WORK TO DO
Transcribe every line exactly and omit anything that is a picture.

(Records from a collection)
════════════════════

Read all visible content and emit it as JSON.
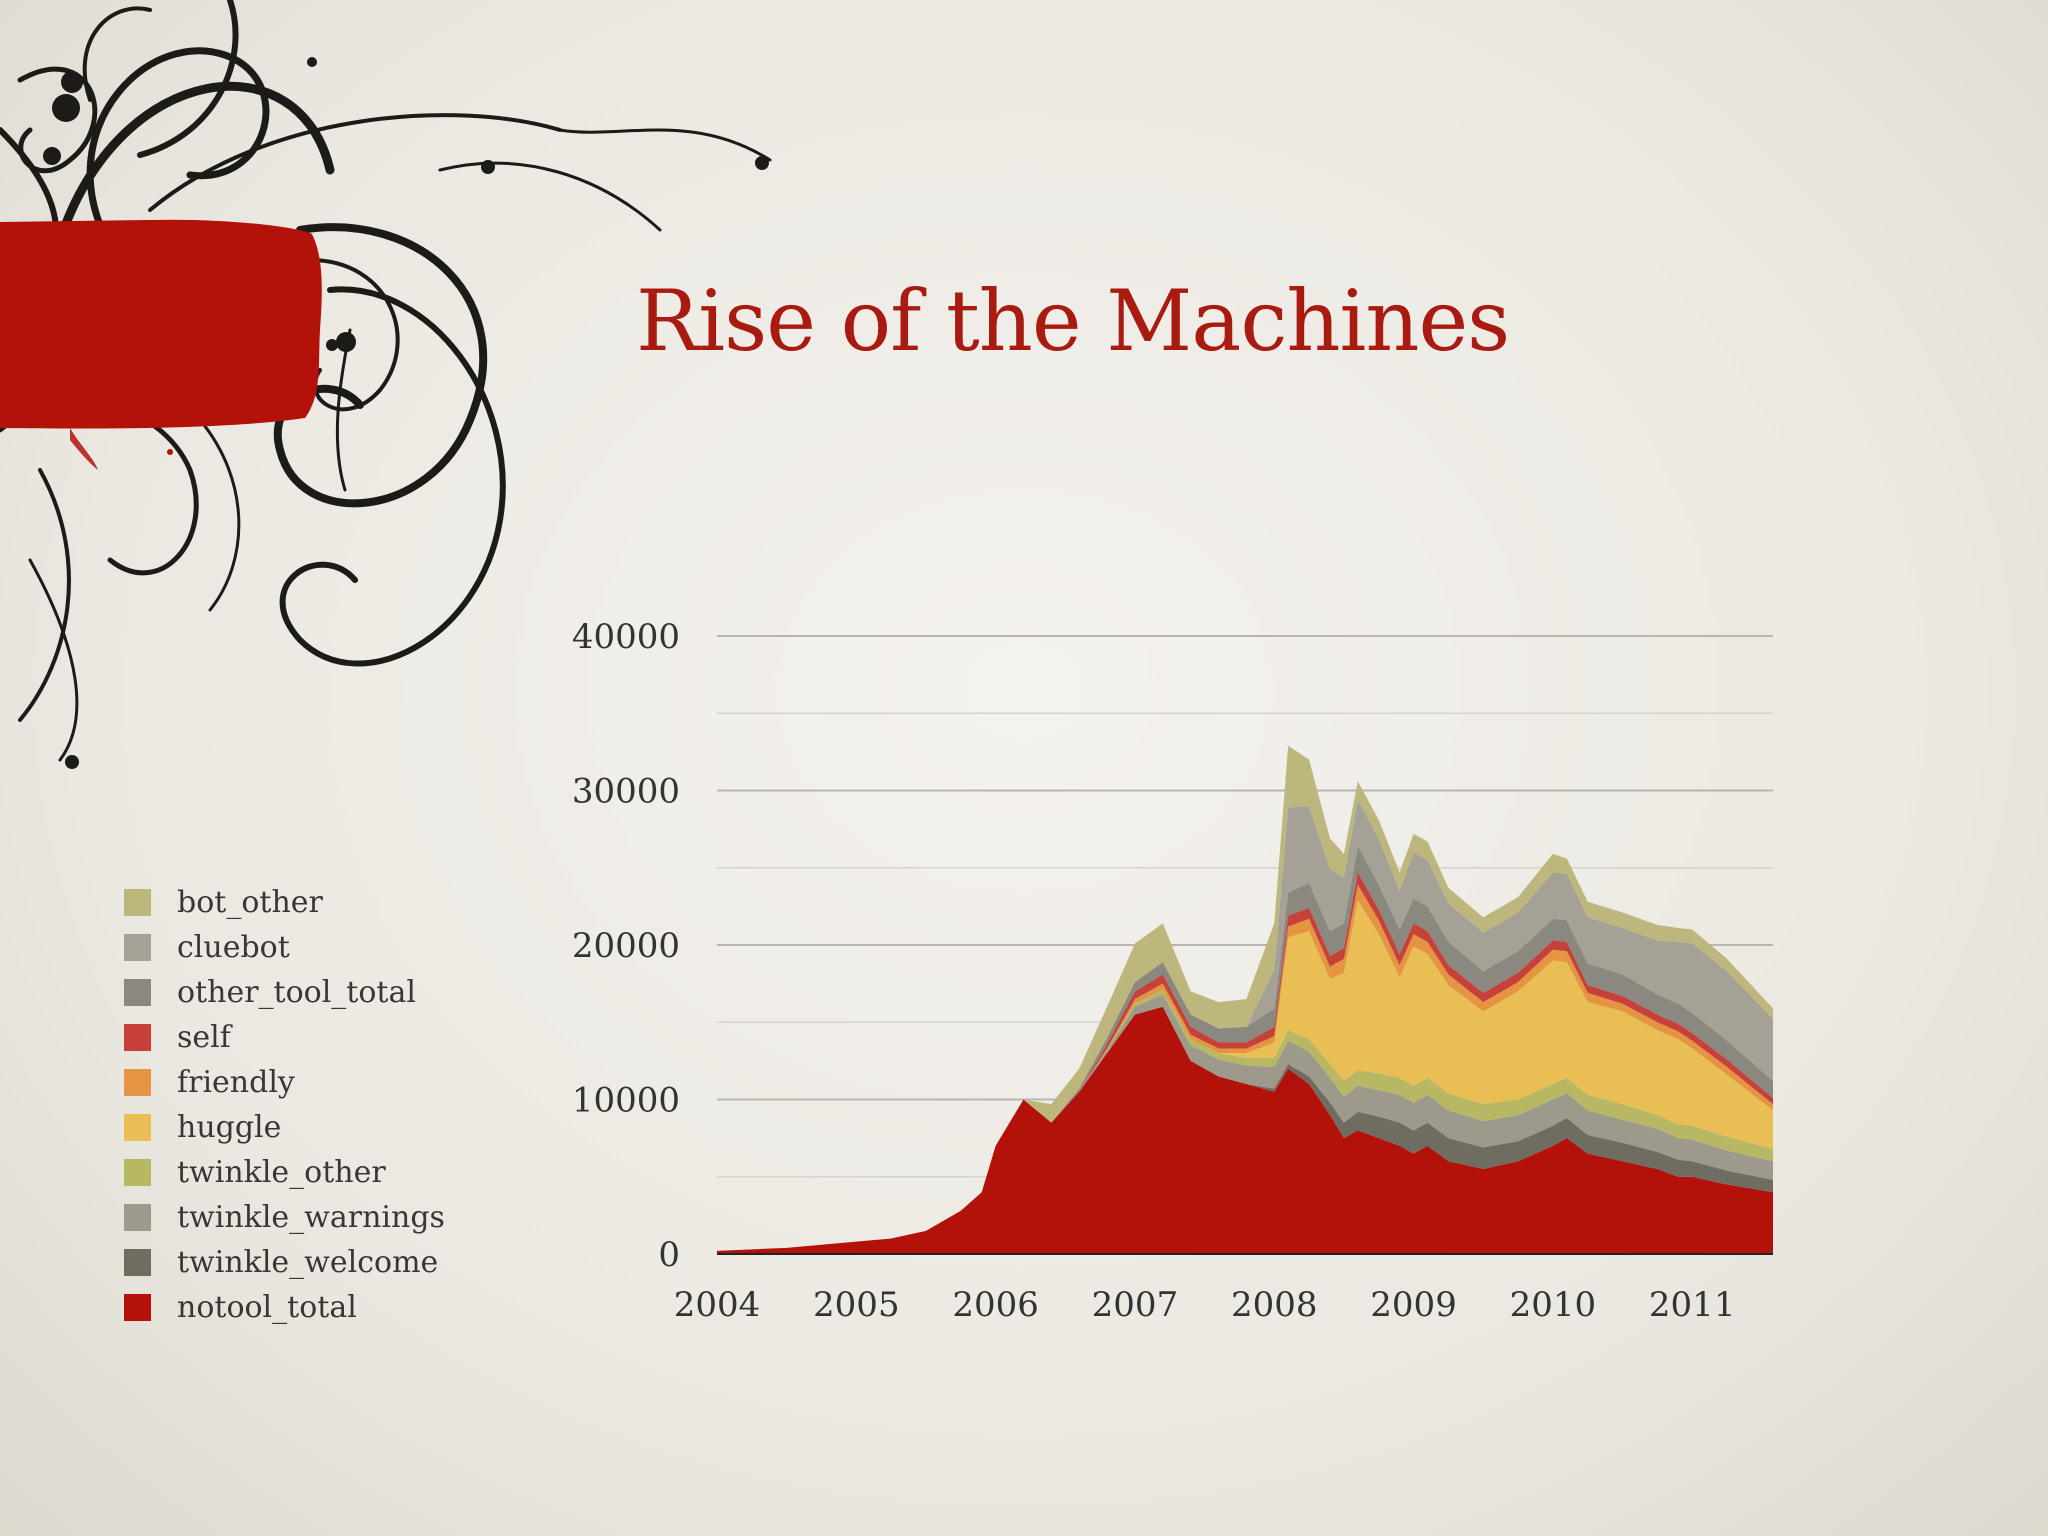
{
  "slide": {
    "title": "Rise of the Machines",
    "title_color": "#a91a10",
    "accent_color": "#b21209"
  },
  "legend": [
    {
      "label": "bot_other",
      "color": "#bdb77e"
    },
    {
      "label": "cluebot",
      "color": "#a5a196"
    },
    {
      "label": "other_tool_total",
      "color": "#8b887f"
    },
    {
      "label": "self",
      "color": "#c5413a"
    },
    {
      "label": "friendly",
      "color": "#e59442"
    },
    {
      "label": "huggle",
      "color": "#e9be55"
    },
    {
      "label": "twinkle_other",
      "color": "#b8b864"
    },
    {
      "label": "twinkle_warnings",
      "color": "#9d9a8c"
    },
    {
      "label": "twinkle_welcome",
      "color": "#6f6c62"
    },
    {
      "label": "notool_total",
      "color": "#b21209"
    }
  ],
  "chart_data": {
    "type": "area",
    "stacked": true,
    "title": "",
    "xlabel": "",
    "ylabel": "",
    "xlim": [
      2004.0,
      2011.58
    ],
    "ylim": [
      0,
      40000
    ],
    "yticks": [
      0,
      10000,
      20000,
      30000,
      40000
    ],
    "xticks": [
      2004,
      2005,
      2006,
      2007,
      2008,
      2009,
      2010,
      2011
    ],
    "grid": true,
    "legend_position": "left",
    "x": [
      2004.0,
      2004.25,
      2004.5,
      2004.75,
      2005.0,
      2005.25,
      2005.5,
      2005.75,
      2005.9,
      2006.0,
      2006.2,
      2006.4,
      2006.6,
      2006.8,
      2007.0,
      2007.2,
      2007.4,
      2007.6,
      2007.8,
      2008.0,
      2008.1,
      2008.25,
      2008.4,
      2008.5,
      2008.6,
      2008.75,
      2008.9,
      2009.0,
      2009.1,
      2009.25,
      2009.5,
      2009.75,
      2010.0,
      2010.1,
      2010.25,
      2010.5,
      2010.75,
      2010.9,
      2011.0,
      2011.25,
      2011.58
    ],
    "series": [
      {
        "name": "notool_total",
        "values": [
          200,
          300,
          400,
          600,
          800,
          1000,
          1500,
          2800,
          4000,
          7000,
          10000,
          8500,
          10500,
          13000,
          15500,
          16000,
          12500,
          11500,
          11000,
          10500,
          12000,
          11000,
          9000,
          7500,
          8000,
          7500,
          7000,
          6500,
          7000,
          6000,
          5500,
          6000,
          7000,
          7500,
          6500,
          6000,
          5500,
          5000,
          5000,
          4500,
          4000
        ]
      },
      {
        "name": "twinkle_welcome",
        "values": [
          0,
          0,
          0,
          0,
          0,
          0,
          0,
          0,
          0,
          0,
          0,
          0,
          0,
          0,
          0,
          0,
          0,
          0,
          0,
          200,
          300,
          500,
          800,
          1000,
          1200,
          1400,
          1500,
          1500,
          1500,
          1500,
          1400,
          1300,
          1300,
          1300,
          1200,
          1200,
          1100,
          1100,
          1000,
          900,
          800
        ]
      },
      {
        "name": "twinkle_warnings",
        "values": [
          0,
          0,
          0,
          0,
          0,
          0,
          0,
          0,
          0,
          0,
          0,
          0,
          0,
          200,
          500,
          800,
          1000,
          1100,
          1200,
          1400,
          1500,
          1600,
          1600,
          1700,
          1700,
          1700,
          1800,
          1800,
          1800,
          1800,
          1700,
          1700,
          1700,
          1600,
          1600,
          1500,
          1500,
          1400,
          1400,
          1300,
          1200
        ]
      },
      {
        "name": "twinkle_other",
        "values": [
          0,
          0,
          0,
          0,
          0,
          0,
          0,
          0,
          0,
          0,
          0,
          0,
          0,
          100,
          200,
          300,
          400,
          400,
          500,
          600,
          700,
          800,
          900,
          1000,
          1000,
          1100,
          1100,
          1100,
          1100,
          1100,
          1100,
          1000,
          1000,
          1000,
          1000,
          1000,
          900,
          900,
          900,
          900,
          800
        ]
      },
      {
        "name": "huggle",
        "values": [
          0,
          0,
          0,
          0,
          0,
          0,
          0,
          0,
          0,
          0,
          0,
          0,
          0,
          0,
          0,
          0,
          0,
          0,
          300,
          1000,
          6000,
          7000,
          5500,
          7000,
          11000,
          9000,
          6500,
          9000,
          8000,
          7000,
          6000,
          7000,
          8000,
          7500,
          6000,
          6000,
          5500,
          5500,
          5000,
          4000,
          2500
        ]
      },
      {
        "name": "friendly",
        "values": [
          0,
          0,
          0,
          0,
          0,
          0,
          0,
          0,
          0,
          0,
          0,
          0,
          0,
          0,
          300,
          400,
          300,
          300,
          300,
          400,
          700,
          800,
          800,
          900,
          1000,
          900,
          800,
          800,
          800,
          700,
          600,
          600,
          700,
          700,
          600,
          500,
          500,
          500,
          500,
          500,
          400
        ]
      },
      {
        "name": "self",
        "values": [
          0,
          0,
          0,
          0,
          0,
          0,
          0,
          0,
          0,
          0,
          0,
          0,
          0,
          300,
          500,
          600,
          500,
          400,
          400,
          600,
          700,
          700,
          700,
          700,
          800,
          700,
          700,
          700,
          700,
          600,
          600,
          600,
          600,
          600,
          500,
          500,
          500,
          500,
          500,
          500,
          400
        ]
      },
      {
        "name": "other_tool_total",
        "values": [
          0,
          0,
          0,
          0,
          0,
          0,
          0,
          0,
          0,
          0,
          0,
          0,
          200,
          400,
          600,
          800,
          800,
          900,
          1000,
          1200,
          1500,
          1600,
          1600,
          1600,
          1700,
          1600,
          1600,
          1600,
          1600,
          1500,
          1400,
          1400,
          1400,
          1400,
          1400,
          1400,
          1300,
          1300,
          1300,
          1200,
          1100
        ]
      },
      {
        "name": "cluebot",
        "values": [
          0,
          0,
          0,
          0,
          0,
          0,
          0,
          0,
          0,
          0,
          0,
          0,
          0,
          0,
          0,
          0,
          0,
          0,
          0,
          2500,
          5500,
          5000,
          4000,
          3000,
          3000,
          3000,
          2500,
          3000,
          3000,
          2500,
          2500,
          2500,
          3000,
          3000,
          3000,
          3000,
          3500,
          4000,
          4500,
          4500,
          4000
        ]
      },
      {
        "name": "bot_other",
        "values": [
          0,
          0,
          0,
          0,
          0,
          0,
          0,
          0,
          0,
          0,
          0,
          1200,
          1300,
          2000,
          2500,
          2500,
          1500,
          1700,
          1800,
          3000,
          4000,
          3000,
          2000,
          1500,
          1200,
          1200,
          1200,
          1200,
          1200,
          1000,
          1000,
          1000,
          1200,
          1000,
          1000,
          1000,
          1000,
          900,
          900,
          800,
          700
        ]
      }
    ]
  }
}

════════════════════

TASK RESPONSE
Read all visible content and emit it as JSON.
{
  "slide": {
    "title": "Rise of the Machines",
    "title_color": "#a91a10",
    "accent_color": "#b21209"
  },
  "legend": [
    {
      "label": "bot_other",
      "color": "#bdb77e"
    },
    {
      "label": "cluebot",
      "color": "#a5a196"
    },
    {
      "label": "other_tool_total",
      "color": "#8b887f"
    },
    {
      "label": "self",
      "color": "#c5413a"
    },
    {
      "label": "friendly",
      "color": "#e59442"
    },
    {
      "label": "huggle",
      "color": "#e9be55"
    },
    {
      "label": "twinkle_other",
      "color": "#b8b864"
    },
    {
      "label": "twinkle_warnings",
      "color": "#9d9a8c"
    },
    {
      "label": "twinkle_welcome",
      "color": "#6f6c62"
    },
    {
      "label": "notool_total",
      "color": "#b21209"
    }
  ],
  "chart_data": {
    "type": "area",
    "stacked": true,
    "title": "",
    "xlabel": "",
    "ylabel": "",
    "xlim": [
      2004.0,
      2011.58
    ],
    "ylim": [
      0,
      40000
    ],
    "yticks": [
      0,
      10000,
      20000,
      30000,
      40000
    ],
    "xticks": [
      2004,
      2005,
      2006,
      2007,
      2008,
      2009,
      2010,
      2011
    ],
    "grid": true,
    "legend_position": "left",
    "x": [
      2004.0,
      2004.25,
      2004.5,
      2004.75,
      2005.0,
      2005.25,
      2005.5,
      2005.75,
      2005.9,
      2006.0,
      2006.2,
      2006.4,
      2006.6,
      2006.8,
      2007.0,
      2007.2,
      2007.4,
      2007.6,
      2007.8,
      2008.0,
      2008.1,
      2008.25,
      2008.4,
      2008.5,
      2008.6,
      2008.75,
      2008.9,
      2009.0,
      2009.1,
      2009.25,
      2009.5,
      2009.75,
      2010.0,
      2010.1,
      2010.25,
      2010.5,
      2010.75,
      2010.9,
      2011.0,
      2011.25,
      2011.58
    ],
    "series": [
      {
        "name": "notool_total",
        "values": [
          200,
          300,
          400,
          600,
          800,
          1000,
          1500,
          2800,
          4000,
          7000,
          10000,
          8500,
          10500,
          13000,
          15500,
          16000,
          12500,
          11500,
          11000,
          10500,
          12000,
          11000,
          9000,
          7500,
          8000,
          7500,
          7000,
          6500,
          7000,
          6000,
          5500,
          6000,
          7000,
          7500,
          6500,
          6000,
          5500,
          5000,
          5000,
          4500,
          4000
        ]
      },
      {
        "name": "twinkle_welcome",
        "values": [
          0,
          0,
          0,
          0,
          0,
          0,
          0,
          0,
          0,
          0,
          0,
          0,
          0,
          0,
          0,
          0,
          0,
          0,
          0,
          200,
          300,
          500,
          800,
          1000,
          1200,
          1400,
          1500,
          1500,
          1500,
          1500,
          1400,
          1300,
          1300,
          1300,
          1200,
          1200,
          1100,
          1100,
          1000,
          900,
          800
        ]
      },
      {
        "name": "twinkle_warnings",
        "values": [
          0,
          0,
          0,
          0,
          0,
          0,
          0,
          0,
          0,
          0,
          0,
          0,
          0,
          200,
          500,
          800,
          1000,
          1100,
          1200,
          1400,
          1500,
          1600,
          1600,
          1700,
          1700,
          1700,
          1800,
          1800,
          1800,
          1800,
          1700,
          1700,
          1700,
          1600,
          1600,
          1500,
          1500,
          1400,
          1400,
          1300,
          1200
        ]
      },
      {
        "name": "twinkle_other",
        "values": [
          0,
          0,
          0,
          0,
          0,
          0,
          0,
          0,
          0,
          0,
          0,
          0,
          0,
          100,
          200,
          300,
          400,
          400,
          500,
          600,
          700,
          800,
          900,
          1000,
          1000,
          1100,
          1100,
          1100,
          1100,
          1100,
          1100,
          1000,
          1000,
          1000,
          1000,
          1000,
          900,
          900,
          900,
          900,
          800
        ]
      },
      {
        "name": "huggle",
        "values": [
          0,
          0,
          0,
          0,
          0,
          0,
          0,
          0,
          0,
          0,
          0,
          0,
          0,
          0,
          0,
          0,
          0,
          0,
          300,
          1000,
          6000,
          7000,
          5500,
          7000,
          11000,
          9000,
          6500,
          9000,
          8000,
          7000,
          6000,
          7000,
          8000,
          7500,
          6000,
          6000,
          5500,
          5500,
          5000,
          4000,
          2500
        ]
      },
      {
        "name": "friendly",
        "values": [
          0,
          0,
          0,
          0,
          0,
          0,
          0,
          0,
          0,
          0,
          0,
          0,
          0,
          0,
          300,
          400,
          300,
          300,
          300,
          400,
          700,
          800,
          800,
          900,
          1000,
          900,
          800,
          800,
          800,
          700,
          600,
          600,
          700,
          700,
          600,
          500,
          500,
          500,
          500,
          500,
          400
        ]
      },
      {
        "name": "self",
        "values": [
          0,
          0,
          0,
          0,
          0,
          0,
          0,
          0,
          0,
          0,
          0,
          0,
          0,
          300,
          500,
          600,
          500,
          400,
          400,
          600,
          700,
          700,
          700,
          700,
          800,
          700,
          700,
          700,
          700,
          600,
          600,
          600,
          600,
          600,
          500,
          500,
          500,
          500,
          500,
          500,
          400
        ]
      },
      {
        "name": "other_tool_total",
        "values": [
          0,
          0,
          0,
          0,
          0,
          0,
          0,
          0,
          0,
          0,
          0,
          0,
          200,
          400,
          600,
          800,
          800,
          900,
          1000,
          1200,
          1500,
          1600,
          1600,
          1600,
          1700,
          1600,
          1600,
          1600,
          1600,
          1500,
          1400,
          1400,
          1400,
          1400,
          1400,
          1400,
          1300,
          1300,
          1300,
          1200,
          1100
        ]
      },
      {
        "name": "cluebot",
        "values": [
          0,
          0,
          0,
          0,
          0,
          0,
          0,
          0,
          0,
          0,
          0,
          0,
          0,
          0,
          0,
          0,
          0,
          0,
          0,
          2500,
          5500,
          5000,
          4000,
          3000,
          3000,
          3000,
          2500,
          3000,
          3000,
          2500,
          2500,
          2500,
          3000,
          3000,
          3000,
          3000,
          3500,
          4000,
          4500,
          4500,
          4000
        ]
      },
      {
        "name": "bot_other",
        "values": [
          0,
          0,
          0,
          0,
          0,
          0,
          0,
          0,
          0,
          0,
          0,
          1200,
          1300,
          2000,
          2500,
          2500,
          1500,
          1700,
          1800,
          3000,
          4000,
          3000,
          2000,
          1500,
          1200,
          1200,
          1200,
          1200,
          1200,
          1000,
          1000,
          1000,
          1200,
          1000,
          1000,
          1000,
          1000,
          900,
          900,
          800,
          700
        ]
      }
    ]
  }
}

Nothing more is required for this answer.